Samuel Roth, who died in 1974, is remembered widely for his extensive career in publishing magazines and books that teetered on the fence between literature (including modernist names such as D. H. Lawrence, André Gide, Louis-Ferdinand Céline, and Louis Zukovsky) and erotica, some leaning more one way than the other. His career culminated in the now famous legal challenge to obscenity, Roth v. United States (1957), a case that Roth lost in appeal to the U. S. Supreme Court (which sent him to jail), but whose minority opinion [End Page 186] redefined the legal meaning of obscenity in this country. Many of the JJQ’s readers will equate “Roth” with “pirate” for his unauthorized serial publication of Ulysses in Two Worlds Monthly and Joyce’s ballistic response to cease the publication and to cast shame on its perpetrator.1

Despite this wide notoriety, little has been written about Roth. Leo Hamalian published a scathing but colorful retrospective just months before his passing, and Roth’s daughter wrote a short justification for his Ulysses in 1992.2 Samuel Roth: Infamous Modernist is the first comprehensive biography of the man. Jay A. Gertzman brings to the task plentiful relevant experience: his Bookleggers and Smuthounds examined the pornography trade between the wars, and his bibliography of Lady Chatterley’s Lover documented the convoluted publishing history of this key modernist text.3 His coverage of Ulysses complements Robert Spoo’s recent survey of modernist copyright issues; the biography stands on its own with its portrayal of Roth as an author and as a full-fledged actor on the margins of modernist publishing.4

Born in either 1893 or 1894 in a shtetl in Galicia (now an area straddling Poland and Ukraine), Roth spent his early years in a rural, religiously conservative, and culturally isolated world whose overtones, Gertzman suggests, defined his attitudes toward sexuality, personal responsibility, and artistic endeavor. His family emigrated to the lower east side of Manhattan in 1903 where Roth was introduced to the streets, the movies, books, and cultural diversity; he remained a lifelong New Yorker. Some classes at Columbia University led to his first venture as a publisher with the short-lived magazine The Lyric.5 Roth began writing poetry as a young man and achieved a measure of success with work appearing in The Nation, Poetry, Contemporary Verse, and other prominent publications.6 From 1919 into 1920, his Poetry Bookshop in the West Village offered a wide variety of American and English publications.

(Source data)

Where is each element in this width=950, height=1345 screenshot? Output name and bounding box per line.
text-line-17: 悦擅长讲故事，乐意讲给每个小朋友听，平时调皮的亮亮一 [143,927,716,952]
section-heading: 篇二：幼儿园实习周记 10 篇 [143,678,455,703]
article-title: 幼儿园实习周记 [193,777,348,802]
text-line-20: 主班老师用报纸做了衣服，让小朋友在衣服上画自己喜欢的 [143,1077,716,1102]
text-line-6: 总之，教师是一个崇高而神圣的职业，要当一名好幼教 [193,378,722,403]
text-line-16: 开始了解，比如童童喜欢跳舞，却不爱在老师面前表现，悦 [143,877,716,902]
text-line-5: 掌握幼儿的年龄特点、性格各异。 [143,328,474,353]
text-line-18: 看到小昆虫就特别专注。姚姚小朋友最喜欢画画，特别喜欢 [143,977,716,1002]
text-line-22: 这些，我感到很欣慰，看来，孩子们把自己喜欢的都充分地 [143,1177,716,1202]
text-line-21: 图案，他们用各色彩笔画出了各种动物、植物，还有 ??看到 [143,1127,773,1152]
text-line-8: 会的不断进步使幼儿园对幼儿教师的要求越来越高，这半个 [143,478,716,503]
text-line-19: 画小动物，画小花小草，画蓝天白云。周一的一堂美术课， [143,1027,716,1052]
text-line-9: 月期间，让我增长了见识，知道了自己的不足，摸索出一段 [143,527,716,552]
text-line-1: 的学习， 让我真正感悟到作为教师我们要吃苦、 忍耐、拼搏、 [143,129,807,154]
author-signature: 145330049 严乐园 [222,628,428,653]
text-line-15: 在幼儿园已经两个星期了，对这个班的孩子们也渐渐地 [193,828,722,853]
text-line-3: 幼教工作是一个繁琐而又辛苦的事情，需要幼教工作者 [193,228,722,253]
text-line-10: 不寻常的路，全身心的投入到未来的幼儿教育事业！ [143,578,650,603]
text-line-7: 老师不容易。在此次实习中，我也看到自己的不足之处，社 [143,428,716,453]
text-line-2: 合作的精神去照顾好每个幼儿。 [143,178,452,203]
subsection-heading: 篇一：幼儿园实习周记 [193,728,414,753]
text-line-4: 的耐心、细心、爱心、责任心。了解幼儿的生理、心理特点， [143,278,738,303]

→ PROBLEM
Carry the passage about Samuel Roth forward from the point where it stops. The rows were taken from a separate source.

→ OUTPUT FOR THIS TASK
In the mid-1920s, Roth began his publishing career in earnest with Two Worlds, in his words “an experiment in magazine publishing,” reprinting “gallantiana” from the past—Giovanni Boccaccio, François Rabelais, Oscar Wilde—and soliciting contributions from prominent and sexually frank contemporaries including James Branch Cabell, Ford Madox Ford, Aldous Huxley, and, of course, James Joyce. Five installments from “Work in Progress” appeared in the magazine; Roth paid Joyce $200 for these.7 Knowing that Ulysses had failed to be properly registered for copyright in the United States, Roth was free—in a sense—to publish installments of that title without Joyce’s permission in the mass-market Two Worlds Monthly.

Gertzman’s contribution to this well-worn but not well-understood tale is a close and balanced examination of Roth’s motives that draws from the published evidence as well as unpublished material such [End Page 187] as Roth’s autobiography, “Count Me among the Missing.” He points out that Two Worlds Monthly’s bowdlerization of the book was much milder than what the Little Review subjected it to several years earlier. He examines Roth’s correspondence with Sylvia Beach, Ezra Pound, Harriet Weaver, and others, as Roth first seeks permission to publish Ulysses, then justifies the unsanctioned deed. Roth recognized that Ulysses could appeal to precisely the market to which he sold his literary erotica. Joyce’s outrage that resulted in the “International Protest” (79) signed by 167 writers and artists is well documented (JJII 585-87...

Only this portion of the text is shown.